Request:
Wherever a line below holds the word "выплаты", copy that line.

(Saved entries)
==================================================

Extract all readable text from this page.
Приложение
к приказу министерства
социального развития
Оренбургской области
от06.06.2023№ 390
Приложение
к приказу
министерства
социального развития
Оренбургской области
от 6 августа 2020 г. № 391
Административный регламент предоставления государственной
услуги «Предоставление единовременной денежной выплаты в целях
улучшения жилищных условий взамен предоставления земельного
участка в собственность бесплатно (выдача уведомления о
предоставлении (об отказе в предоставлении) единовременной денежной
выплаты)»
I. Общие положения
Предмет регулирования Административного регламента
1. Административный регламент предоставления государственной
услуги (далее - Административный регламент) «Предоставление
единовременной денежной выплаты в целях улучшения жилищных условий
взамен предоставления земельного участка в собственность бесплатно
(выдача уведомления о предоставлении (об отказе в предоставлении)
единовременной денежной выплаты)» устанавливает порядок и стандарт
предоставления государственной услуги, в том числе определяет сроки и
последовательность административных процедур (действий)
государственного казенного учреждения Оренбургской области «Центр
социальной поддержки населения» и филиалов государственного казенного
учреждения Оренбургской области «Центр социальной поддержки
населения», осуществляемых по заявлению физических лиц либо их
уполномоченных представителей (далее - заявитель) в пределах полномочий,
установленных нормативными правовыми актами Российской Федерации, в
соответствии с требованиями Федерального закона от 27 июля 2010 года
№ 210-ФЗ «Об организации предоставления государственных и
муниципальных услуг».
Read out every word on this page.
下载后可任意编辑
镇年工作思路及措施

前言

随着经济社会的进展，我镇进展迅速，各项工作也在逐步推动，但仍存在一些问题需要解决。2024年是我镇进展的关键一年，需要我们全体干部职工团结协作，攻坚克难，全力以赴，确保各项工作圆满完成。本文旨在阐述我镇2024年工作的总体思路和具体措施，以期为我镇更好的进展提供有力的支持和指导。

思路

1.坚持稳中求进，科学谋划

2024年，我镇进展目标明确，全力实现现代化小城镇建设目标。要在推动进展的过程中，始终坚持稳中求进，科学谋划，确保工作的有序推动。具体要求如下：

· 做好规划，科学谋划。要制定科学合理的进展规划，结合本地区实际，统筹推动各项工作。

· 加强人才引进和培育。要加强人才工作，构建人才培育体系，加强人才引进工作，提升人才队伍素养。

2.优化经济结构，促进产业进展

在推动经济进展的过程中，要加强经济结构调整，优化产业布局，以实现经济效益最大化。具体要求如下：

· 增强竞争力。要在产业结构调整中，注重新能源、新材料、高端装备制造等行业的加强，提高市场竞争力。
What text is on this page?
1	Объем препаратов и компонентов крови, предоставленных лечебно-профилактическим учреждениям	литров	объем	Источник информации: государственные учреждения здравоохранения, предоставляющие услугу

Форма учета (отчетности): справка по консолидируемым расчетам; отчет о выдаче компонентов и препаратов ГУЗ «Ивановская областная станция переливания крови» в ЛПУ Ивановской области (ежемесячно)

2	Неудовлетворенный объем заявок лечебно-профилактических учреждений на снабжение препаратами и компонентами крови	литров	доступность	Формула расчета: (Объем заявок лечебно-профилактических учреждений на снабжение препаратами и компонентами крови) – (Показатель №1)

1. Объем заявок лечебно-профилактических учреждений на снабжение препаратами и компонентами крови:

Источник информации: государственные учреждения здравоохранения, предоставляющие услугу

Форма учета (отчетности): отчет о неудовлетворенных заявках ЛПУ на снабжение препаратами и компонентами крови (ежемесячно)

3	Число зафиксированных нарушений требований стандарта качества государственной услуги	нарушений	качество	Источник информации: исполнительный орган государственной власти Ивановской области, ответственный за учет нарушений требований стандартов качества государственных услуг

==================================================

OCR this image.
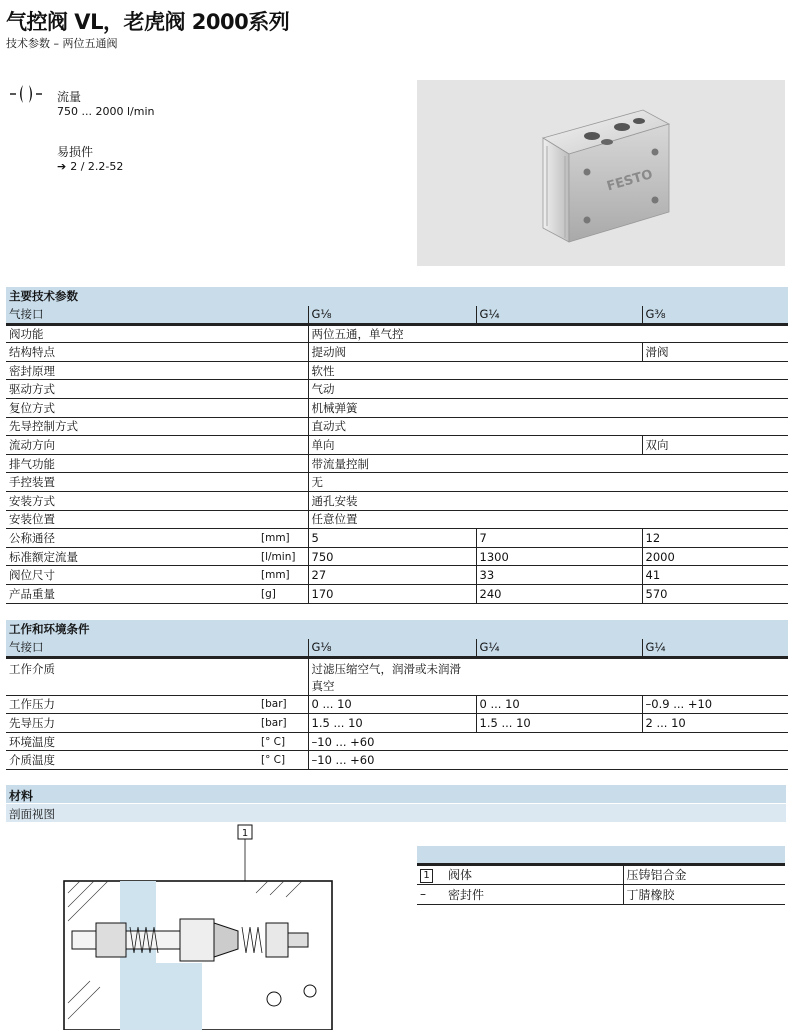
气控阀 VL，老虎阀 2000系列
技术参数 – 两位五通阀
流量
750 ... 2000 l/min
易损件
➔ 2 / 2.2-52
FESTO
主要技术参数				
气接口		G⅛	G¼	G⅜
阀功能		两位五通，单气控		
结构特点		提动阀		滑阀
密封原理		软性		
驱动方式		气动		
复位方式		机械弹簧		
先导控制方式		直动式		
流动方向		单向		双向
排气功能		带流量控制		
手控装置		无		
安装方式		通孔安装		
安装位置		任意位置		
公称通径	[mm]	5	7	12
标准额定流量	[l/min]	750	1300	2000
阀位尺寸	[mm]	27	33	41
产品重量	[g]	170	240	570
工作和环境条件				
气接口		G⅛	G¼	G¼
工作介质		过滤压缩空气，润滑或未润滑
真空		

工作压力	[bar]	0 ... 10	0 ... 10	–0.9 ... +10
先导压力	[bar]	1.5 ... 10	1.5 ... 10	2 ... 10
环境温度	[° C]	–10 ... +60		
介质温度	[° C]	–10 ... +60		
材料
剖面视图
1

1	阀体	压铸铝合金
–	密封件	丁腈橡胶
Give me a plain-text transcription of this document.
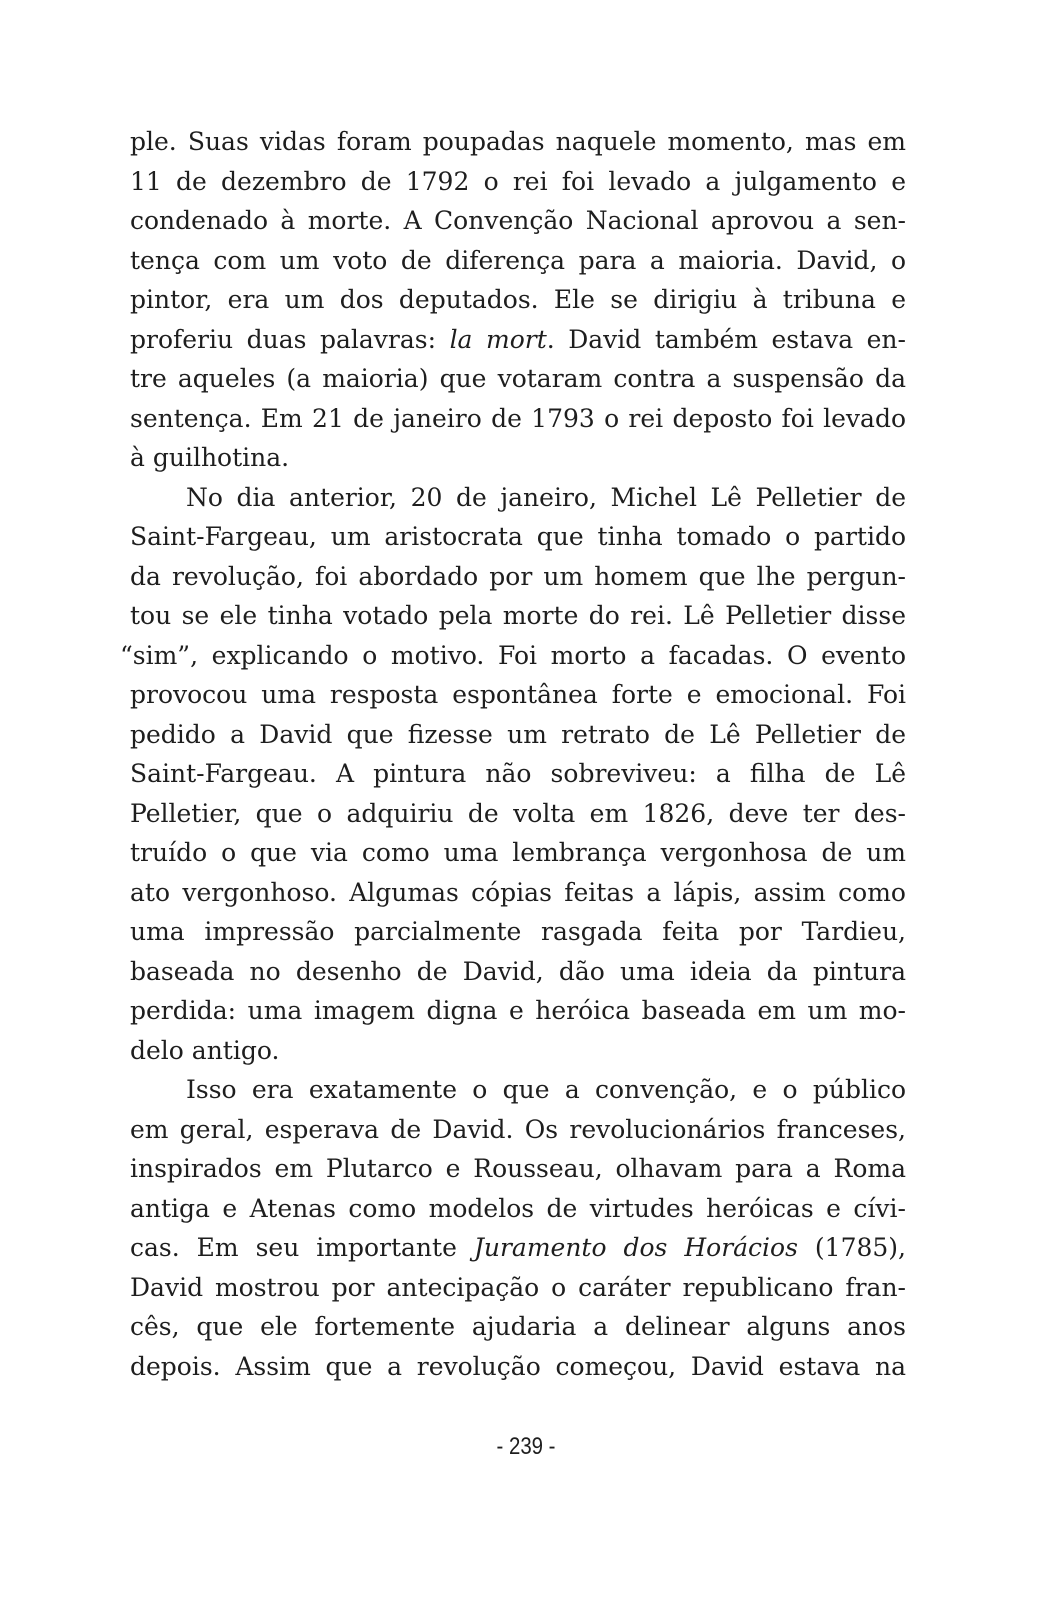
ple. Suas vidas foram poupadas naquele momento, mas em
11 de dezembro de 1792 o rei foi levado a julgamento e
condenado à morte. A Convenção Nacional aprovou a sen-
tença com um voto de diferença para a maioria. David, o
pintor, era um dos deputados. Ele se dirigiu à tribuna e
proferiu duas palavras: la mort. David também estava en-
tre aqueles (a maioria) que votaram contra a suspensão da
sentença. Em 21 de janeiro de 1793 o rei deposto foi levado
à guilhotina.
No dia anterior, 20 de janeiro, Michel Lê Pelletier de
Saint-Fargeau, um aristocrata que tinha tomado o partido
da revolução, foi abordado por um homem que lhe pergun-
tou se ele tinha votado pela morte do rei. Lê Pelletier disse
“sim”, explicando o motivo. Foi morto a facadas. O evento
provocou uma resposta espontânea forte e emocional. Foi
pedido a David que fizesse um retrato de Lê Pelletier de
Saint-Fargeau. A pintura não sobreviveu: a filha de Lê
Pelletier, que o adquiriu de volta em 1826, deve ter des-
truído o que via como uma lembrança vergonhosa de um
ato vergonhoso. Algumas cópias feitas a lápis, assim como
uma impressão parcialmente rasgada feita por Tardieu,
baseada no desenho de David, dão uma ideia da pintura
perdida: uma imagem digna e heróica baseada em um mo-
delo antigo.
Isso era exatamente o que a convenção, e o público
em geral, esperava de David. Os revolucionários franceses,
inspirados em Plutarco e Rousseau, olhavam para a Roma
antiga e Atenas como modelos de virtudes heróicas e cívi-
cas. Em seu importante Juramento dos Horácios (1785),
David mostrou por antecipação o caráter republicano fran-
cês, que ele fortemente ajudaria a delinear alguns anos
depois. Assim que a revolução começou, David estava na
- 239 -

==================================================

Solution:
услуги «Предоставление единовременной денежной выплаты в целях
выплаты)»
единовременной денежной выплаты в целях улучшения жилищных условий
единовременной денежной выплаты)» устанавливает порядок и стандарт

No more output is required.